## TASK DETAILS
Reproduce the listing exactly and skip over any pictures.

──────── EXERCISE DATA

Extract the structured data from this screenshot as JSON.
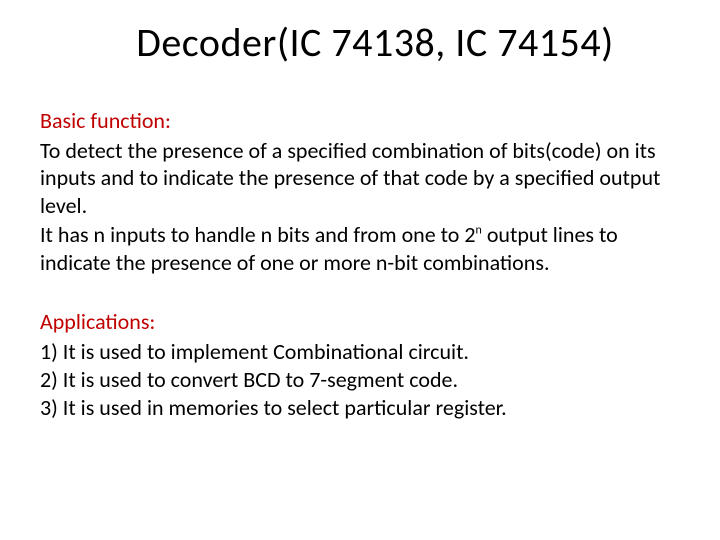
{
  "title": "Decoder(IC 74138, IC 74154)",
  "basic_function": {
    "heading": "Basic function:",
    "para1": "To detect the presence of a specified combination of bits(code) on its inputs and to indicate the presence of that code by a specified output level.",
    "para2_pre": "It has n inputs to handle n bits and from one to 2",
    "para2_sup": "n",
    "para2_post": " output lines to indicate the presence of one or more n-bit combinations."
  },
  "applications": {
    "heading": "Applications:",
    "items": [
      "1) It is used to implement Combinational circuit.",
      "2) It is used to convert BCD to 7-segment code.",
      "3) It is used in memories to select particular register."
    ]
  },
  "colors": {
    "heading_color": "#c00000",
    "text_color": "#000000",
    "background": "#ffffff"
  }
}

────────────────

## EXERCISE SOLUTION
Extract the structured data from this screenshot as JSON.
{
  "title": "Decoder(IC 74138, IC 74154)",
  "basic_function": {
    "heading": "Basic function:",
    "para1": "To detect the presence of a specified combination of bits(code) on its inputs and to indicate the presence of that code by a specified output level.",
    "para2_pre": "It has n inputs to handle n bits and from one to 2",
    "para2_sup": "n",
    "para2_post": " output lines to indicate the presence of one or more n-bit combinations."
  },
  "applications": {
    "heading": "Applications:",
    "items": [
      "1) It is used to implement Combinational circuit.",
      "2) It is used to convert BCD to 7-segment code.",
      "3) It is used in memories to select particular register."
    ]
  },
  "colors": {
    "heading_color": "#c00000",
    "text_color": "#000000",
    "background": "#ffffff"
  }
}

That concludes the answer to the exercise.